### Objective
Copy out all lines with the word "title" in them.

### Data
═══
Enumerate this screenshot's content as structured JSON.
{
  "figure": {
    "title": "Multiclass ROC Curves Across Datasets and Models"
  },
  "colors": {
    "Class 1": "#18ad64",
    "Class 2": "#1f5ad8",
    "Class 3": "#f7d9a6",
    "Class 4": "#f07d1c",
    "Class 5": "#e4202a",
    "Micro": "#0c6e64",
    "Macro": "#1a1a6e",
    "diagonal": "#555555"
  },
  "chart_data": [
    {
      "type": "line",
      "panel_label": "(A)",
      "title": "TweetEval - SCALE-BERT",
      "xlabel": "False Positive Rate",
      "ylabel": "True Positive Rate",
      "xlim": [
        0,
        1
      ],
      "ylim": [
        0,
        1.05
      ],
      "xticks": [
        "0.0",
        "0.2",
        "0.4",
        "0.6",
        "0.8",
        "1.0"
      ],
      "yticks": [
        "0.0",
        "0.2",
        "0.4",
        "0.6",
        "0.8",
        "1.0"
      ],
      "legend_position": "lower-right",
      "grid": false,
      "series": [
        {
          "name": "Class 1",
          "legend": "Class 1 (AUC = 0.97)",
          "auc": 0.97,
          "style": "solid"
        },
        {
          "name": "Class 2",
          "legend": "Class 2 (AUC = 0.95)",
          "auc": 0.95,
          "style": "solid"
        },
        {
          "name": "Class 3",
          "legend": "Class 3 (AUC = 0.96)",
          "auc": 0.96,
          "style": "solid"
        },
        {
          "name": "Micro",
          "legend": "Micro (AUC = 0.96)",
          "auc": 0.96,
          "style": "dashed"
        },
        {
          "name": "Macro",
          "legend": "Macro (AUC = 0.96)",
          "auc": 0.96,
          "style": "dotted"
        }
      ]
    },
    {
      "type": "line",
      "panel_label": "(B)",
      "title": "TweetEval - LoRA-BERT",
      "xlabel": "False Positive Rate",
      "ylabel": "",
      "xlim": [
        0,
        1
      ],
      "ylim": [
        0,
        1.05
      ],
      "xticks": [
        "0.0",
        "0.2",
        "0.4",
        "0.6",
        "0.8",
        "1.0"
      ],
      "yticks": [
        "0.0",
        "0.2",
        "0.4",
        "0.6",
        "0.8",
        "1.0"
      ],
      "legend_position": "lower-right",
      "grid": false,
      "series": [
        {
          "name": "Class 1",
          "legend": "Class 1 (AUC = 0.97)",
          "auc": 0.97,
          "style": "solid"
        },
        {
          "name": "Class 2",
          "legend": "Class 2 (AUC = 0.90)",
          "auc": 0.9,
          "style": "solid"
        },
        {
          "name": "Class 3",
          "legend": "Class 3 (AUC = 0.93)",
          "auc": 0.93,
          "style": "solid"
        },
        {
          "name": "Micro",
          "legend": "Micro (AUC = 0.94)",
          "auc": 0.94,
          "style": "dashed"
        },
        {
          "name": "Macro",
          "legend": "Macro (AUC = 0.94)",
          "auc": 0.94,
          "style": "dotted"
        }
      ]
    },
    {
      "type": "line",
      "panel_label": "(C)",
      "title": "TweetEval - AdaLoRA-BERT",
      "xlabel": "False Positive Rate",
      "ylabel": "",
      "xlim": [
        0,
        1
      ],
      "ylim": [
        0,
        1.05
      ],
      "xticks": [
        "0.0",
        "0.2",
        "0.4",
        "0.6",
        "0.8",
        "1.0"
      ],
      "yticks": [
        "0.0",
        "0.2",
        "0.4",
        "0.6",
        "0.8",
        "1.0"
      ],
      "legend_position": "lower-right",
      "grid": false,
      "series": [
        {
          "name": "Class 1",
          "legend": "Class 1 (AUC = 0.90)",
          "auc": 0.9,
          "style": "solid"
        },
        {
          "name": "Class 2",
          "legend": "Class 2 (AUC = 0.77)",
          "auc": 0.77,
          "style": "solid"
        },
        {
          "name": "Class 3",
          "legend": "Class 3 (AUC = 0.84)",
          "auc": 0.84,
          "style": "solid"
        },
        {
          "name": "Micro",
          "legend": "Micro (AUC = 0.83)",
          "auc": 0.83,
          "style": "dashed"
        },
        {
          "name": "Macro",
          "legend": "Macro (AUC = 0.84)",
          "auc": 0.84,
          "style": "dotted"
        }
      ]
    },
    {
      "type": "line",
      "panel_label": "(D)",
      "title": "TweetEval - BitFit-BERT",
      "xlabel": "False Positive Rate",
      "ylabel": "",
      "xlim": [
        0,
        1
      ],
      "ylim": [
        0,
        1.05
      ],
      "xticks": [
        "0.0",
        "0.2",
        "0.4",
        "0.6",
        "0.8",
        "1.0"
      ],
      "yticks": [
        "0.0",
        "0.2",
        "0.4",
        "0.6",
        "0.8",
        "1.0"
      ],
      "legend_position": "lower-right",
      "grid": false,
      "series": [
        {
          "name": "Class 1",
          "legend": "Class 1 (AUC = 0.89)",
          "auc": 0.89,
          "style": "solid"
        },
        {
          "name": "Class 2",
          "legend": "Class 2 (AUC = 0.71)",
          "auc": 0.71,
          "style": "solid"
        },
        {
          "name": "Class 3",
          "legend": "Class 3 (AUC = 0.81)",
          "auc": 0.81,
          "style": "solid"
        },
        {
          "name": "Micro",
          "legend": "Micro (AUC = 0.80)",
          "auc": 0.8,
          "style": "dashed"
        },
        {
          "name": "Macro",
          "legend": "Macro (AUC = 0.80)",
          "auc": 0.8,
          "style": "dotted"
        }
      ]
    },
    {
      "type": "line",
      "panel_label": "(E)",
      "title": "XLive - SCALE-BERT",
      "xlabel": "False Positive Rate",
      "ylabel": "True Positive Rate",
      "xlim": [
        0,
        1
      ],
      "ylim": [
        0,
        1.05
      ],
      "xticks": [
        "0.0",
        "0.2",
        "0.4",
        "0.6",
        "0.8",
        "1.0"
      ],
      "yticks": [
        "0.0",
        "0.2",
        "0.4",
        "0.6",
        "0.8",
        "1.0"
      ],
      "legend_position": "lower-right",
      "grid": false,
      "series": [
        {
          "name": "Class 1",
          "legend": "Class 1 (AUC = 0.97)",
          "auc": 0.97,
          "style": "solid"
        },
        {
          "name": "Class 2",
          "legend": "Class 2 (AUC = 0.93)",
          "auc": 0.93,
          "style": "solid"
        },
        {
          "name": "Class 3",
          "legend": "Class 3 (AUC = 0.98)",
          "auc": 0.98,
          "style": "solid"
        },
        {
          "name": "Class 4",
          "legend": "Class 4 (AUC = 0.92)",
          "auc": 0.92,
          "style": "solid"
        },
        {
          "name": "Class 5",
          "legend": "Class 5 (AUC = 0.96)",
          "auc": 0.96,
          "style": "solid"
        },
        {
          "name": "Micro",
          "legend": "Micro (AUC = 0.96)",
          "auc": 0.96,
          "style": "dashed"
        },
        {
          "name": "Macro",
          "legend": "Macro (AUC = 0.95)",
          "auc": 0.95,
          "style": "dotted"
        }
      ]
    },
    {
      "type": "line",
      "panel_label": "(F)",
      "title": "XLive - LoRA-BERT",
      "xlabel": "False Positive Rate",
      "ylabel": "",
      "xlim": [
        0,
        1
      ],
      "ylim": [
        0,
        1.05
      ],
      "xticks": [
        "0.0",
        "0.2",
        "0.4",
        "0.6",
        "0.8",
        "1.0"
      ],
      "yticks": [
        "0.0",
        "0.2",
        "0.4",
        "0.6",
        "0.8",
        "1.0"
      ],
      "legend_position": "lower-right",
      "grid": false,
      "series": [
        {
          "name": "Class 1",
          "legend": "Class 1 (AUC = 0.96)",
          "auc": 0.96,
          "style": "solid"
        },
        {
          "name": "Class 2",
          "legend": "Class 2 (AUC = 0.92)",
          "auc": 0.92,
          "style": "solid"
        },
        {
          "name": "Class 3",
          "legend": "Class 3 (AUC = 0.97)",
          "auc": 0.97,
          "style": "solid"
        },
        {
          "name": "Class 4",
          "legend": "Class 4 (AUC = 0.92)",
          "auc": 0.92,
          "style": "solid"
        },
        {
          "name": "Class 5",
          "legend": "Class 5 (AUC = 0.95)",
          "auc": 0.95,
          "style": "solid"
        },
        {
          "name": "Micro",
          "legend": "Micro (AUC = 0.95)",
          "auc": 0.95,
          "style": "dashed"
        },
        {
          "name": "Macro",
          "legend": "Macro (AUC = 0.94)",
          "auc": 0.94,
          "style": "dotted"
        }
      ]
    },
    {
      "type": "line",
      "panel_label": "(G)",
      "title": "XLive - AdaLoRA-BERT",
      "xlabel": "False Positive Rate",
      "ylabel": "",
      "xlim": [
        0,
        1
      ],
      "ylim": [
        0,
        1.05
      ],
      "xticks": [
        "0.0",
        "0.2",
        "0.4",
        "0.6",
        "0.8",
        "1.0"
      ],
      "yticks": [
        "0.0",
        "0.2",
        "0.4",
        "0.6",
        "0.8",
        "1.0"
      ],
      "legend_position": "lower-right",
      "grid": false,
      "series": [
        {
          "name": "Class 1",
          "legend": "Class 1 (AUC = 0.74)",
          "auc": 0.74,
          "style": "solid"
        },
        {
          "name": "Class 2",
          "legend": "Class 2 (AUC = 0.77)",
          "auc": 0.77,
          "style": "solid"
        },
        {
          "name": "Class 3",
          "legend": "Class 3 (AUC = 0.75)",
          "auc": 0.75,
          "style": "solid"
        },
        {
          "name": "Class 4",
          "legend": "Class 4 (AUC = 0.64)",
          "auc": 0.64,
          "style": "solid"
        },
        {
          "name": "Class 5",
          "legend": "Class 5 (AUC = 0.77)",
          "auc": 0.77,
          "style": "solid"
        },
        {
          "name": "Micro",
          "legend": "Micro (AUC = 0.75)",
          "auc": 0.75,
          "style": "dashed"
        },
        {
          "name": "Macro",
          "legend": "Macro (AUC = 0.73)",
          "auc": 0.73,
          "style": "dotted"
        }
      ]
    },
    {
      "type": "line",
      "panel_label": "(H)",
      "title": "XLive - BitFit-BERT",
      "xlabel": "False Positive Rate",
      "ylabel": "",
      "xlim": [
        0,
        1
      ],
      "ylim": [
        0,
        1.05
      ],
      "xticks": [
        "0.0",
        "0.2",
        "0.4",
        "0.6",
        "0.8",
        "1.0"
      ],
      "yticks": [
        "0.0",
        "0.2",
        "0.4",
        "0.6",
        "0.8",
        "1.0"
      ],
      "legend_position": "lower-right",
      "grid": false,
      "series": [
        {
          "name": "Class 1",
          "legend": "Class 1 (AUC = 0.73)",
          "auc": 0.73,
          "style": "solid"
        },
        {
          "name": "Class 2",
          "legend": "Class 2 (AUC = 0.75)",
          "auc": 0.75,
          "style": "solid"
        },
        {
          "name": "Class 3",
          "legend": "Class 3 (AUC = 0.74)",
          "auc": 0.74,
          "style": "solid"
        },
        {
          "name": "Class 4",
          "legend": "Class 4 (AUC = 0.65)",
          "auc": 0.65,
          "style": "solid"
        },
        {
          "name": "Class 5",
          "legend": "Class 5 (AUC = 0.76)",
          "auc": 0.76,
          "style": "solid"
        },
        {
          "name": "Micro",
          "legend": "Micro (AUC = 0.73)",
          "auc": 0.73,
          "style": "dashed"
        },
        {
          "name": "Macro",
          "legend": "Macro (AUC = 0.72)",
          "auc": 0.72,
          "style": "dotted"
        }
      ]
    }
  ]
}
═══
### Task solution
    "title": "Multiclass ROC Curves Across Datasets and Models"
      "title": "TweetEval - SCALE-BERT",
      "title": "TweetEval - LoRA-BERT",
      "title": "TweetEval - AdaLoRA-BERT",
      "title": "TweetEval - BitFit-BERT",
      "title": "XLive - SCALE-BERT",
      "title": "XLive - LoRA-BERT",
      "title": "XLive - AdaLoRA-BERT",
      "title": "XLive - BitFit-BERT",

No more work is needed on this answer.